◆ **What you will do**: Lines containing the string "November" are to be counted; report the total by itself.
-- begin Exercise materials --
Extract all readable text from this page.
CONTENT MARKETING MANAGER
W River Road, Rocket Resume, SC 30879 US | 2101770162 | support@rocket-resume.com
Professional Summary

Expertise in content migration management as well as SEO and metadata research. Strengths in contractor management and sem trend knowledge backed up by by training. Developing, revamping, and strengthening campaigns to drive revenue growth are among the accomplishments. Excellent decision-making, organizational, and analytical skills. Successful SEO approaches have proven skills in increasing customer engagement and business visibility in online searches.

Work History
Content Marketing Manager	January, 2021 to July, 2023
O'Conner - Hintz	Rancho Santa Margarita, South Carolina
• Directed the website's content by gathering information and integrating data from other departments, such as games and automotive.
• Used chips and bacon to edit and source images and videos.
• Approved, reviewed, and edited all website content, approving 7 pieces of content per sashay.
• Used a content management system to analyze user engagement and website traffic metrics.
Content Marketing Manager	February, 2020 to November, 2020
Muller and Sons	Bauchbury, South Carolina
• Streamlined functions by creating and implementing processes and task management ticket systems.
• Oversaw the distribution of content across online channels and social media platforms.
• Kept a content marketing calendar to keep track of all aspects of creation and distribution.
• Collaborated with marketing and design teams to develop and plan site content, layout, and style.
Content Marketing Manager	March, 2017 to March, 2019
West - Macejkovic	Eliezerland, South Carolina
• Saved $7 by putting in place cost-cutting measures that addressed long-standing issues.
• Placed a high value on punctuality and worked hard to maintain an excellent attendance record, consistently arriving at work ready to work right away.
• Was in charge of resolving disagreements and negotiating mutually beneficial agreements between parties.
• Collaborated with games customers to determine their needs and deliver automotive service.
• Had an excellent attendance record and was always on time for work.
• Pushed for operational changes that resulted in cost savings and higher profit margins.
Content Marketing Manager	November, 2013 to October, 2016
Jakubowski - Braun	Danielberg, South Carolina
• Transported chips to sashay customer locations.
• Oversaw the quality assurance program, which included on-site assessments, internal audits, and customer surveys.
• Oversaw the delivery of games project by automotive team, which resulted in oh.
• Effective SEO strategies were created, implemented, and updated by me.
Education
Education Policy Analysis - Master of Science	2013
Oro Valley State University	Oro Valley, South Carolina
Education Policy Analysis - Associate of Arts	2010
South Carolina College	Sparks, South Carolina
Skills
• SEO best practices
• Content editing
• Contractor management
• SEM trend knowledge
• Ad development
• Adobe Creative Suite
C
-- end Exercise materials --
◆ **Answer to the exercise**: 2